# Data extracts
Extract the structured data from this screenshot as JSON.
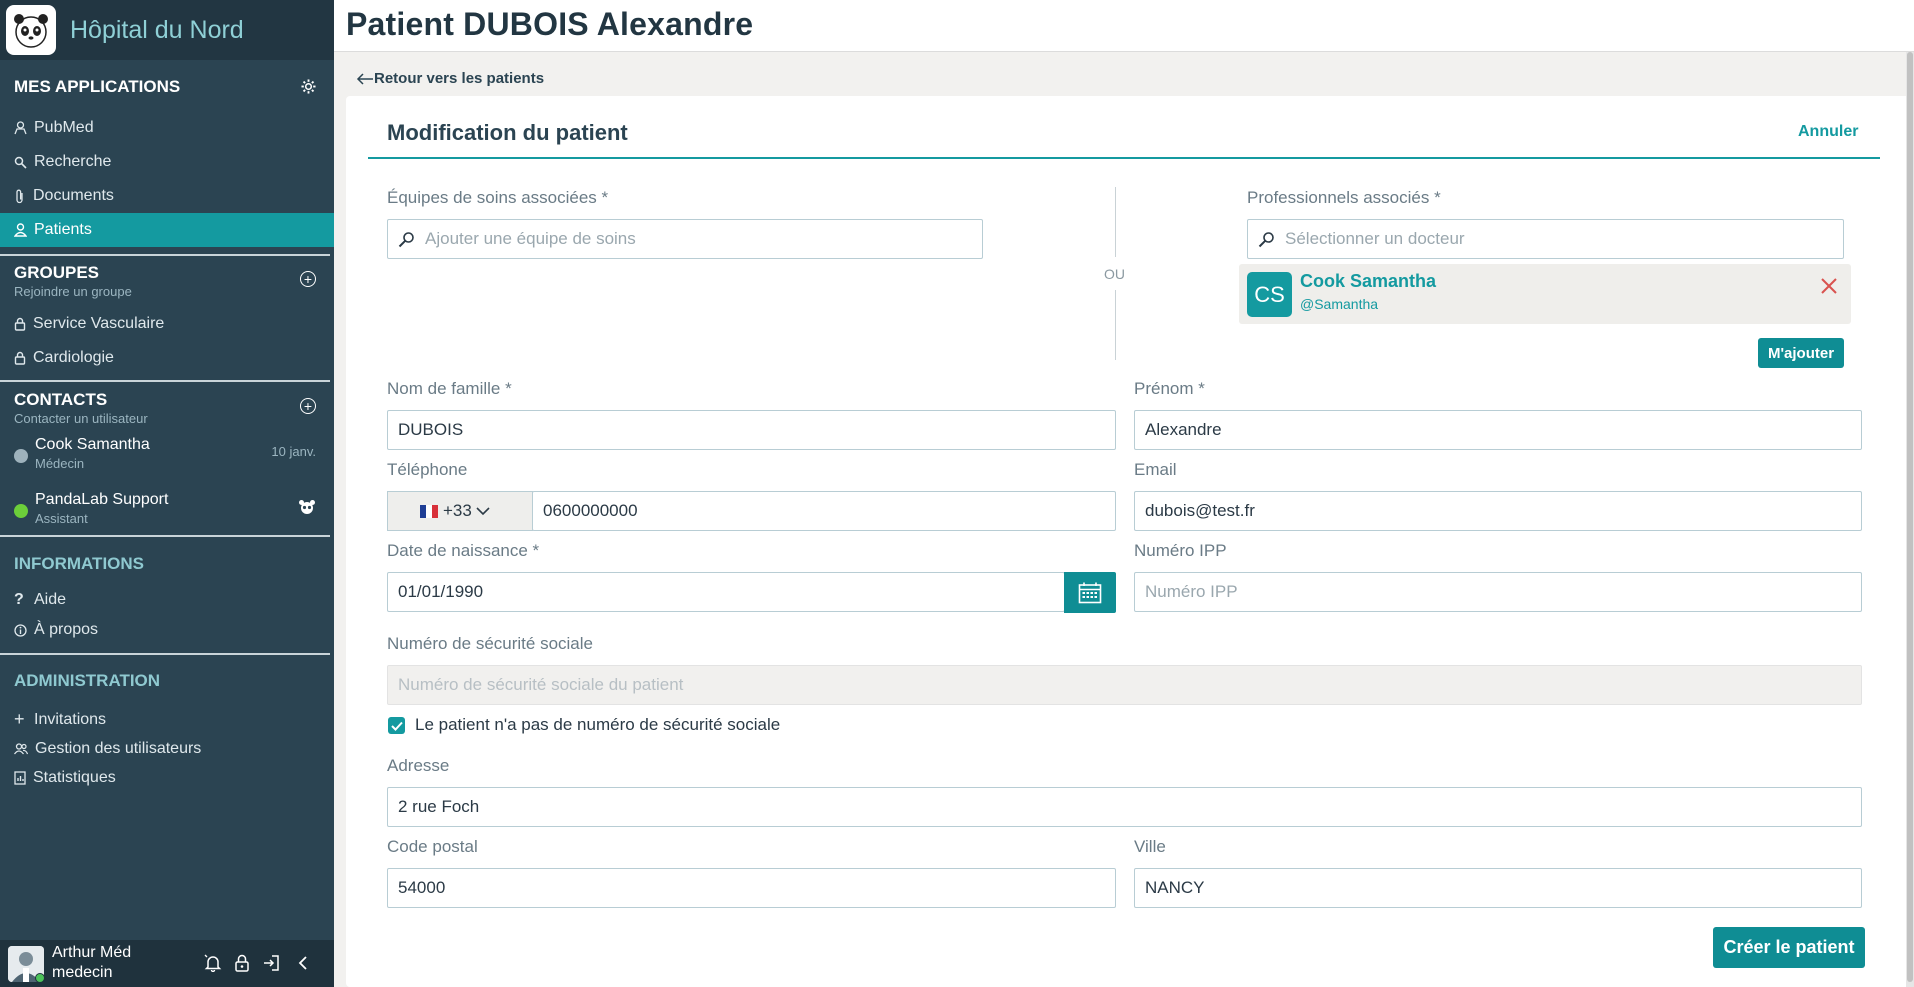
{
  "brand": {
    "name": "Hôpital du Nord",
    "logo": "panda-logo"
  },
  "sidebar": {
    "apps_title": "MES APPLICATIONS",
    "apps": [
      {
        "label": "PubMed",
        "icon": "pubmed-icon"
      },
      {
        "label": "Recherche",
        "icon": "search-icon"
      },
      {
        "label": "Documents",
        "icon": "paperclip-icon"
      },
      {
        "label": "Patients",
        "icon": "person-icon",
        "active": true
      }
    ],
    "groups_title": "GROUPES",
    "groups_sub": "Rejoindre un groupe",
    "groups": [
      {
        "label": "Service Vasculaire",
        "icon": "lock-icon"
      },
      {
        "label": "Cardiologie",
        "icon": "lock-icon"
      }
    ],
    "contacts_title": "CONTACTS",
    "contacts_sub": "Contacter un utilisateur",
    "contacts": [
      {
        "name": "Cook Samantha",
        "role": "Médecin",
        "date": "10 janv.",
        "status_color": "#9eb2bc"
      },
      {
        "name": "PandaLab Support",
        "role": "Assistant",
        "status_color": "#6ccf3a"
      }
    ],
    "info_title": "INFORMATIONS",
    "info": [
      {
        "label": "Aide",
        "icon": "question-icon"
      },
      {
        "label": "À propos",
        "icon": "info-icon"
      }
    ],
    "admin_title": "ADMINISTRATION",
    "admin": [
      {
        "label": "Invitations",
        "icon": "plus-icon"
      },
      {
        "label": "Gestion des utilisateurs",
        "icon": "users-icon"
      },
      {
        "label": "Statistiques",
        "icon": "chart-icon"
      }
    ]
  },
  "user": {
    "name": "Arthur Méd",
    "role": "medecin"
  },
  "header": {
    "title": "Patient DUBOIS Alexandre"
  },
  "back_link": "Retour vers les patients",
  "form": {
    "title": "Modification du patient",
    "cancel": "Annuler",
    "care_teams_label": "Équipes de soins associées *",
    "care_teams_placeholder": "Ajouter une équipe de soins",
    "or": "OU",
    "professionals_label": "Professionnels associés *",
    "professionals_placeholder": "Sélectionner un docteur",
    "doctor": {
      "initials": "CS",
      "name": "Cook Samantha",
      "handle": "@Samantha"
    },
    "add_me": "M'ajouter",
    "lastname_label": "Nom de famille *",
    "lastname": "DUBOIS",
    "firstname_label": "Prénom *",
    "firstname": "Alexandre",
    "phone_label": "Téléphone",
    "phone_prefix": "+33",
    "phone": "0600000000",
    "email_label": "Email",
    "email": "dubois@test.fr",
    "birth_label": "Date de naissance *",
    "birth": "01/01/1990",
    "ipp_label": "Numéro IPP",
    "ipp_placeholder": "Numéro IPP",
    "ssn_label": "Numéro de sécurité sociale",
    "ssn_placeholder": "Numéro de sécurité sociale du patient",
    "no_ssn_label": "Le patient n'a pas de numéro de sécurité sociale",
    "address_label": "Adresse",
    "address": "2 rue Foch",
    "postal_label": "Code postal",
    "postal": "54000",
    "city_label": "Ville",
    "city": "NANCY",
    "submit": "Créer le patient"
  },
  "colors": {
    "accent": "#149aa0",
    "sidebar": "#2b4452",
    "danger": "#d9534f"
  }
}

# Requirement
Please report every line among the entries that includes "icon".

# Solution to this exercise
        "icon": "pubmed-icon"
        "icon": "search-icon"
        "icon": "paperclip-icon"
        "icon": "person-icon",
        "icon": "lock-icon"
        "icon": "lock-icon"
        "icon": "question-icon"
        "icon": "info-icon"
        "icon": "plus-icon"
        "icon": "users-icon"
        "icon": "chart-icon"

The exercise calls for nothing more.